DATA FOR PROCESSING
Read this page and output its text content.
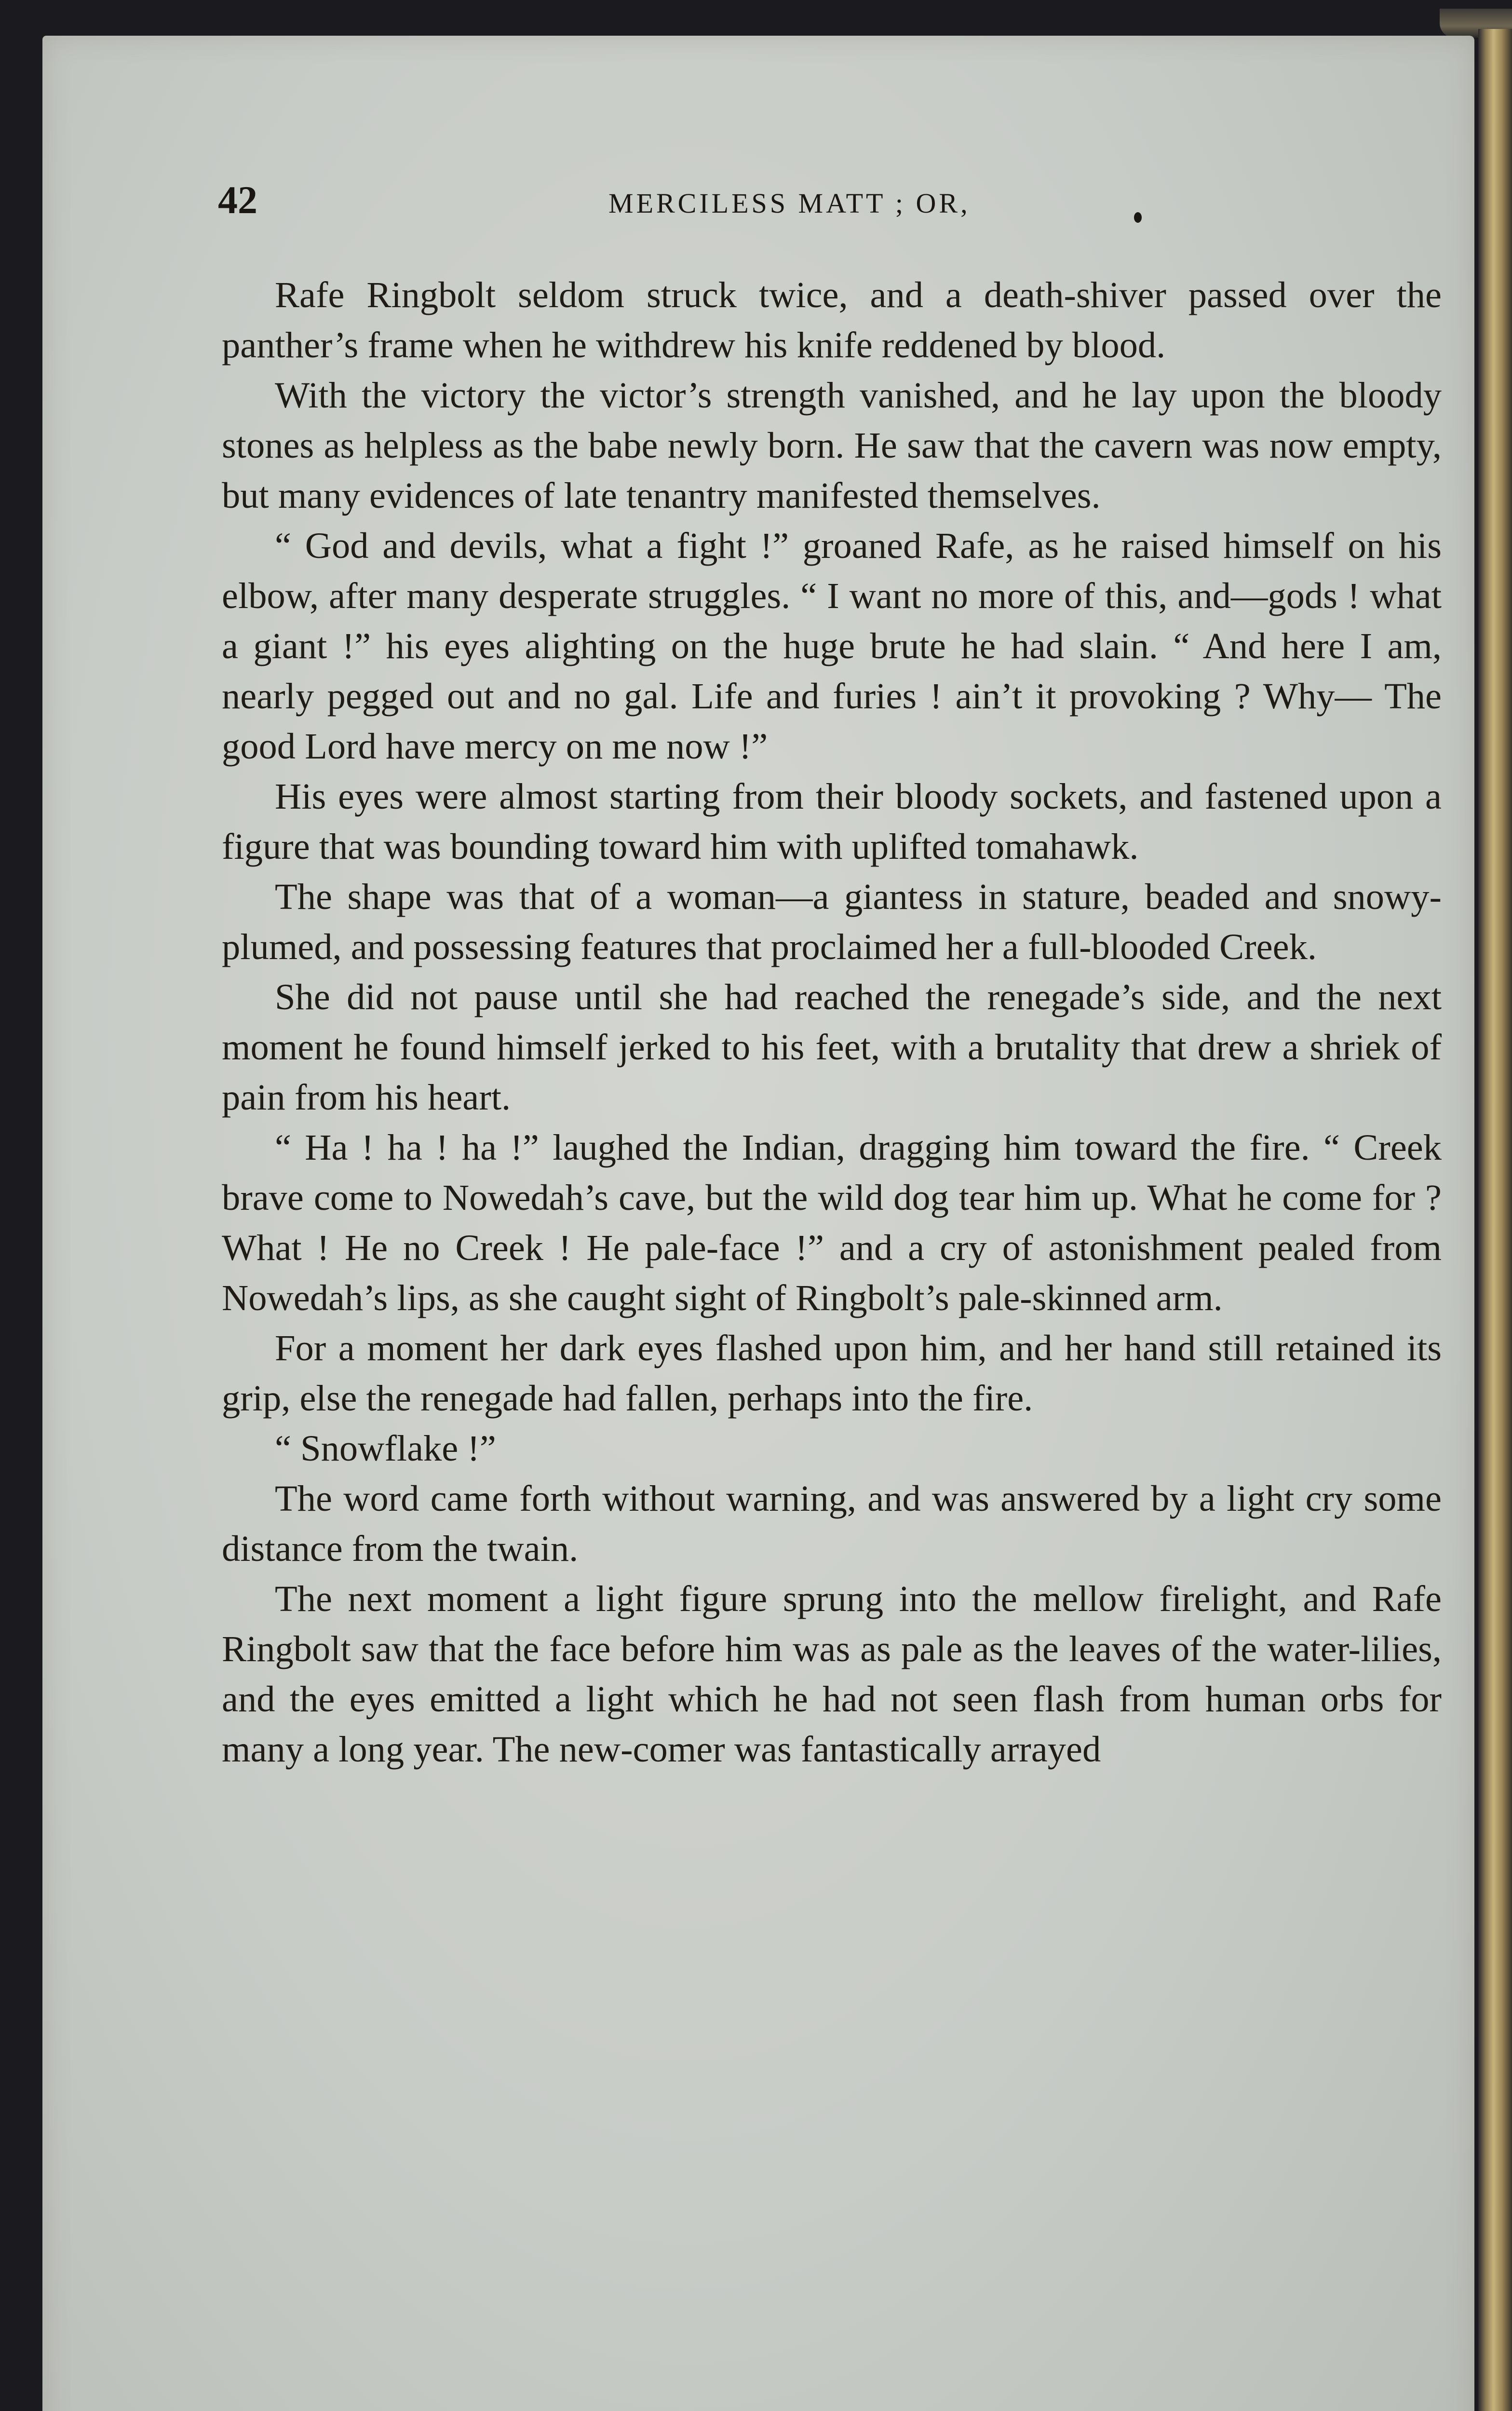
42	MERCILESS MATT ; OR,

Rafe Ringbolt seldom struck twice, and a death-shiver passed over the panther’s frame when he withdrew his knife reddened by blood.

With the victory the victor’s strength vanished, and he lay upon the bloody stones as helpless as the babe newly born. He saw that the cavern was now empty, but many evidences of late tenantry manifested themselves.

“ God and devils, what a fight !” groaned Rafe, as he raised himself on his elbow, after many desperate struggles. “ I want no more of this, and—gods ! what a giant !” his eyes alighting on the huge brute he had slain. “ And here I am, nearly pegged out and no gal. Life and furies ! ain’t it provoking ? Why— The good Lord have mercy on me now !”

His eyes were almost starting from their bloody sockets, and fastened upon a figure that was bounding toward him with uplifted tomahawk.

The shape was that of a woman—a giantess in stature, beaded and snowy-plumed, and possessing features that proclaimed her a full-blooded Creek.

She did not pause until she had reached the renegade’s side, and the next moment he found himself jerked to his feet, with a brutality that drew a shriek of pain from his heart.

“ Ha ! ha ! ha !” laughed the Indian, dragging him toward the fire. “ Creek brave come to Nowedah’s cave, but the wild dog tear him up. What he come for ? What ! He no Creek ! He pale-face !” and a cry of astonishment pealed from Nowedah’s lips, as she caught sight of Ringbolt’s pale-skinned arm.

For a moment her dark eyes flashed upon him, and her hand still retained its grip, else the renegade had fallen, perhaps into the fire.

“ Snowflake !”

The word came forth without warning, and was answered by a light cry some distance from the twain.

The next moment a light figure sprung into the mellow firelight, and Rafe Ringbolt saw that the face before him was as pale as the leaves of the water-lilies, and the eyes emitted a light which he had not seen flash from human orbs for many a long year. The new-comer was fantastically arrayed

DO THIS
Report every line in the data above in which the word "figure" appears.

REPLY
His eyes were almost starting from their bloody sockets, and fastened upon a figure that was bounding toward him with uplifted tomahawk.
The next moment a light figure sprung into the mellow firelight, and Rafe Ringbolt saw that the face before him was as pale as the leaves of the water-lilies, and the eyes emitted a light which he had not seen flash from human orbs for many a long year. The new-comer was fantastically arrayed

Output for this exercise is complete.